++++ Source material
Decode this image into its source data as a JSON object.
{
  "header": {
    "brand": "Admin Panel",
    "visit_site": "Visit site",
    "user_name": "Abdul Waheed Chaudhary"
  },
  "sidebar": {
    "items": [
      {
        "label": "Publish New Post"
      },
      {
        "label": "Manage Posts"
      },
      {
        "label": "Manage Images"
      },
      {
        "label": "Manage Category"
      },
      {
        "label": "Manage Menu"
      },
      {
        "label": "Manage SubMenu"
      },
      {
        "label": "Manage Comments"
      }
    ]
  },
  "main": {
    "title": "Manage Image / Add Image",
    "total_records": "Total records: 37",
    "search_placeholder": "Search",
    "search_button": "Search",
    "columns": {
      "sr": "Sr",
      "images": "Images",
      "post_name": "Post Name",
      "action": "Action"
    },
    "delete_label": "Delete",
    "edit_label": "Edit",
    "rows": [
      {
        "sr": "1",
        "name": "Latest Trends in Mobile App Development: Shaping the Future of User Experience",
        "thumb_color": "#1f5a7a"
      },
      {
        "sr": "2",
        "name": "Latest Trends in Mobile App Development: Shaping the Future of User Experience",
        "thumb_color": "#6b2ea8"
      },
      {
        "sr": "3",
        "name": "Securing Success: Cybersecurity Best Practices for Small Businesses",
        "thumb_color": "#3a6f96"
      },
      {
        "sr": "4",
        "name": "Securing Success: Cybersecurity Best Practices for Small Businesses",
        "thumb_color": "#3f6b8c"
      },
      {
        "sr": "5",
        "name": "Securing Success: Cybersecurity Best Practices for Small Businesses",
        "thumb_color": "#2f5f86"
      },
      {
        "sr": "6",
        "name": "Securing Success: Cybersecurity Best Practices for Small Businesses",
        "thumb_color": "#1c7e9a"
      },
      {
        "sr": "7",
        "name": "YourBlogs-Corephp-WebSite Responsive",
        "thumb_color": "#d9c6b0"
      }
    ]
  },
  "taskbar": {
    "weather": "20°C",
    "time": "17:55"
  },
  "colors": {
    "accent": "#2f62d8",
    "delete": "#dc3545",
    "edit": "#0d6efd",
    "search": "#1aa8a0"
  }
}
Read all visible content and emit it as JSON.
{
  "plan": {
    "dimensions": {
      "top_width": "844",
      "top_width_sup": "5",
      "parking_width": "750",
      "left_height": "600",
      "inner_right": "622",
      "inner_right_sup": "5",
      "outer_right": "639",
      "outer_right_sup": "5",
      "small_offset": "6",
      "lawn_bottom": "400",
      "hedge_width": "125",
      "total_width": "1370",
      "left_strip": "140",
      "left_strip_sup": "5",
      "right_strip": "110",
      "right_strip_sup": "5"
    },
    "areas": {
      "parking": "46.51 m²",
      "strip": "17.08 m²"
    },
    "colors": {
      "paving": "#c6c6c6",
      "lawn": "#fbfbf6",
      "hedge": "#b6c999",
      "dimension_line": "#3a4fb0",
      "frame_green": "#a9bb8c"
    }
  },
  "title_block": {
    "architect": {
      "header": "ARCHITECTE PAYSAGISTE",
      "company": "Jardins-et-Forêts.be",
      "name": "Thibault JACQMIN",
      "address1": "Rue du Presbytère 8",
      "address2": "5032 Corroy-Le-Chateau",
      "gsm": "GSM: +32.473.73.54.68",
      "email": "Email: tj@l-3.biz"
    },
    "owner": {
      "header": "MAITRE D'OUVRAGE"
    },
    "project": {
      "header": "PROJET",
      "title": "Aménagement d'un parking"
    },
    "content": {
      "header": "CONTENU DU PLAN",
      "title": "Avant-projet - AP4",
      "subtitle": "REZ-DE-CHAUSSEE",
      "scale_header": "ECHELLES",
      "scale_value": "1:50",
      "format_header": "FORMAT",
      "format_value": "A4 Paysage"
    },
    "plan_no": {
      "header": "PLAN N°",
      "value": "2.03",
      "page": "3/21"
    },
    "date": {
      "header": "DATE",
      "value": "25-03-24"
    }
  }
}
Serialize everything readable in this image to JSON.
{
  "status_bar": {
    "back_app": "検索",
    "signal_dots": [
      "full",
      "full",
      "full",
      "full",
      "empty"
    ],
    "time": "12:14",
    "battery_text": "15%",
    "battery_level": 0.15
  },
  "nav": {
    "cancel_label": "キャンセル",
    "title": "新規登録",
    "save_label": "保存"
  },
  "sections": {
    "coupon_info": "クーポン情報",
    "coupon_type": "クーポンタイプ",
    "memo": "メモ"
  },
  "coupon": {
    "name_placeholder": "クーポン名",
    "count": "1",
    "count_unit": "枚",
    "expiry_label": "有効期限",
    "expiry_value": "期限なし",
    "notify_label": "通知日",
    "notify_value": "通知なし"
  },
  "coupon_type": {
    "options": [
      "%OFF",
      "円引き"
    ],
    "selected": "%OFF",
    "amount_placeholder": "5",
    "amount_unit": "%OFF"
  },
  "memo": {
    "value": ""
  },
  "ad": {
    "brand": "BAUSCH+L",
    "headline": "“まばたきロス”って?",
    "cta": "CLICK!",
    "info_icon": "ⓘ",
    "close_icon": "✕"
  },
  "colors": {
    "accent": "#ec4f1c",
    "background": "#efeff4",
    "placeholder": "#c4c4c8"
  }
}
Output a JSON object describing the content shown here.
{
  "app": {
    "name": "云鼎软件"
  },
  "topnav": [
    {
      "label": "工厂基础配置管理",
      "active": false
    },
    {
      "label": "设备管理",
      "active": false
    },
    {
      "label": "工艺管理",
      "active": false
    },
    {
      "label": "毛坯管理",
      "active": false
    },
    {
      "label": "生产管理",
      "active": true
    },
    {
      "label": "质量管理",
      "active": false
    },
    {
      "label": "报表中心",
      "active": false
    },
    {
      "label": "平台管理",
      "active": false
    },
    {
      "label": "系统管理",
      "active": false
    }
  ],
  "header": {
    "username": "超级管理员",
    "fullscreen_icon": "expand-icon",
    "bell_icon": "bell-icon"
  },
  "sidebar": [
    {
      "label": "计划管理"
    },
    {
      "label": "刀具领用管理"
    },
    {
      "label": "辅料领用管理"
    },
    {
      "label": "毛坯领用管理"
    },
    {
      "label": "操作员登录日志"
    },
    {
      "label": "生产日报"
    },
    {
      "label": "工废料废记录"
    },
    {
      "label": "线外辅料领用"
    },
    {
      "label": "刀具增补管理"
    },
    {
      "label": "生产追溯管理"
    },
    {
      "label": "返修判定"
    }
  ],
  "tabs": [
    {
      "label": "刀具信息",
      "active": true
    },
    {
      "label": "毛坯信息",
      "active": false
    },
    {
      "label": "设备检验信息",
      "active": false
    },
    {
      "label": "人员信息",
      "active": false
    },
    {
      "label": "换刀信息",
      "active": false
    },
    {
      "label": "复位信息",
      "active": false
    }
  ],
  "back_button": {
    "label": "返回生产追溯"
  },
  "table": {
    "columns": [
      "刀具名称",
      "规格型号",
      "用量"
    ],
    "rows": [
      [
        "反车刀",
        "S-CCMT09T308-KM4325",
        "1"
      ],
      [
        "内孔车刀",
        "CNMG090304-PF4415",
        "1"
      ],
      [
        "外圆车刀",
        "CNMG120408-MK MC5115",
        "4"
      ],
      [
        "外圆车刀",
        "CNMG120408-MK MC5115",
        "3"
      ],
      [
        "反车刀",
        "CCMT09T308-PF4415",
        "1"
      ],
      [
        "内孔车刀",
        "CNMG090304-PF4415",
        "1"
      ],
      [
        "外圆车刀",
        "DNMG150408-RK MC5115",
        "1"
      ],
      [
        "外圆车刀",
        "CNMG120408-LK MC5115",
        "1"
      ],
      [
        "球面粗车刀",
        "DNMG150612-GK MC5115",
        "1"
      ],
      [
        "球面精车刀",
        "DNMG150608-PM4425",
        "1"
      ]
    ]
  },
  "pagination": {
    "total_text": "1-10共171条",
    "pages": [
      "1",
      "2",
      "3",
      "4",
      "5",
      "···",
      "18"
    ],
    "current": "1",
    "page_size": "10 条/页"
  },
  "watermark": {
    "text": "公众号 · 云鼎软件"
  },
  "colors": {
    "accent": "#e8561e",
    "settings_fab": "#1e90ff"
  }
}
++++++++
*Goal*.
All lines of the data above that include the word "this" must be shown.

*Answer to the task*.
Decode this image into its source data as a JSON object.
Serialize everything readable in this image to JSON.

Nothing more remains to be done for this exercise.